— Start of Provided records —

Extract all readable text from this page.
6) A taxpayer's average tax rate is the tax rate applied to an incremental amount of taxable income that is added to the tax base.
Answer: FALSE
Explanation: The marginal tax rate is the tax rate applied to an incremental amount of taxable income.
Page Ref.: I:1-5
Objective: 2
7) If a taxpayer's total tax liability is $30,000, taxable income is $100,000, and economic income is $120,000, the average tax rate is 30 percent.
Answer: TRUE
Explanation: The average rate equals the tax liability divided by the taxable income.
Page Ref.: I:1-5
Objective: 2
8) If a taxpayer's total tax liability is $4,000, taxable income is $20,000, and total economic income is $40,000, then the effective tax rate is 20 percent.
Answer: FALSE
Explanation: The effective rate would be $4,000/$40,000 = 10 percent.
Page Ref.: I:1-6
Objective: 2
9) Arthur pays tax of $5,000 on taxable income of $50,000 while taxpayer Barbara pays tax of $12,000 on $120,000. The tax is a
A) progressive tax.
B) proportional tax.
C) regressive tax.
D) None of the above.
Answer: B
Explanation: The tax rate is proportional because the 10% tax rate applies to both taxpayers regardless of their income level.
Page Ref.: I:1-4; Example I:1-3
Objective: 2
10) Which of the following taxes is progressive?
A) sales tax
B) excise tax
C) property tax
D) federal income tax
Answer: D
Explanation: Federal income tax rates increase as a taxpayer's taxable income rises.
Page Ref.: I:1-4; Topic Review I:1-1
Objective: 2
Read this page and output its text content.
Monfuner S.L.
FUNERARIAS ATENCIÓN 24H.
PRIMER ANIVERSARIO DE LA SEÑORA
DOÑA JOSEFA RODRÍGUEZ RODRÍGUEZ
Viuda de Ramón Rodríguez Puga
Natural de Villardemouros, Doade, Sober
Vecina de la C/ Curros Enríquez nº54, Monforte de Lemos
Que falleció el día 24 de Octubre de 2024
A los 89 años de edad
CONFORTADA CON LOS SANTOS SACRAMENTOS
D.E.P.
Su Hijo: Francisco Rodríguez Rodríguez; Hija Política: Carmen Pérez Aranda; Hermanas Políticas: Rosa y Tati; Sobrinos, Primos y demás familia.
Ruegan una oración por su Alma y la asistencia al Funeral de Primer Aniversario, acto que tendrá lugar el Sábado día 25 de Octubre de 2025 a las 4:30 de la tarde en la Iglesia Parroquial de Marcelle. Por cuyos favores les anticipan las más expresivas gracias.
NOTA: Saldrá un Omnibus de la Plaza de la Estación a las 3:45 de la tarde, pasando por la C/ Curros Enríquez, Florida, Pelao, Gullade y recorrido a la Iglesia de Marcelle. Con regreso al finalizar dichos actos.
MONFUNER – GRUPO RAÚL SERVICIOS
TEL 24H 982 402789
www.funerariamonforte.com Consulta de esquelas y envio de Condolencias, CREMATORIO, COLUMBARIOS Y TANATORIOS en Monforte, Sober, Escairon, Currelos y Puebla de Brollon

— End of Provided records —

> _Exercise_:
Extract each entry in full, exactly as given.

> _Solution to the exercise_:
Extract all readable text from this page.
6) A taxpayer's average tax rate is the tax rate applied to an incremental amount of taxable income that is added to the tax base.
Answer: FALSE
Explanation: The marginal tax rate is the tax rate applied to an incremental amount of taxable income.
Page Ref.: I:1-5
Objective: 2
7) If a taxpayer's total tax liability is $30,000, taxable income is $100,000, and economic income is $120,000, the average tax rate is 30 percent.
Answer: TRUE
Explanation: The average rate equals the tax liability divided by the taxable income.
Page Ref.: I:1-5
Objective: 2
8) If a taxpayer's total tax liability is $4,000, taxable income is $20,000, and total economic income is $40,000, then the effective tax rate is 20 percent.
Answer: FALSE
Explanation: The effective rate would be $4,000/$40,000 = 10 percent.
Page Ref.: I:1-6
Objective: 2
9) Arthur pays tax of $5,000 on taxable income of $50,000 while taxpayer Barbara pays tax of $12,000 on $120,000. The tax is a
A) progressive tax.
B) proportional tax.
C) regressive tax.
D) None of the above.
Answer: B
Explanation: The tax rate is proportional because the 10% tax rate applies to both taxpayers regardless of their income level.
Page Ref.: I:1-4; Example I:1-3
Objective: 2
10) Which of the following taxes is progressive?
A) sales tax
B) excise tax
C) property tax
D) federal income tax
Answer: D
Explanation: Federal income tax rates increase as a taxpayer's taxable income rises.
Page Ref.: I:1-4; Topic Review I:1-1
Objective: 2
Read this page and output its text content.
Monfuner S.L.
FUNERARIAS ATENCIÓN 24H.
PRIMER ANIVERSARIO DE LA SEÑORA
DOÑA JOSEFA RODRÍGUEZ RODRÍGUEZ
Viuda de Ramón Rodríguez Puga
Natural de Villardemouros, Doade, Sober
Vecina de la C/ Curros Enríquez nº54, Monforte de Lemos
Que falleció el día 24 de Octubre de 2024
A los 89 años de edad
CONFORTADA CON LOS SANTOS SACRAMENTOS
D.E.P.
Su Hijo: Francisco Rodríguez Rodríguez; Hija Política: Carmen Pérez Aranda; Hermanas Políticas: Rosa y Tati; Sobrinos, Primos y demás familia.
Ruegan una oración por su Alma y la asistencia al Funeral de Primer Aniversario, acto que tendrá lugar el Sábado día 25 de Octubre de 2025 a las 4:30 de la tarde en la Iglesia Parroquial de Marcelle. Por cuyos favores les anticipan las más expresivas gracias.
NOTA: Saldrá un Omnibus de la Plaza de la Estación a las 3:45 de la tarde, pasando por la C/ Curros Enríquez, Florida, Pelao, Gullade y recorrido a la Iglesia de Marcelle. Con regreso al finalizar dichos actos.
MONFUNER – GRUPO RAÚL SERVICIOS
TEL 24H 982 402789
www.funerariamonforte.com Consulta de esquelas y envio de Condolencias, CREMATORIO, COLUMBARIOS Y TANATORIOS en Monforte, Sober, Escairon, Currelos y Puebla de Brollon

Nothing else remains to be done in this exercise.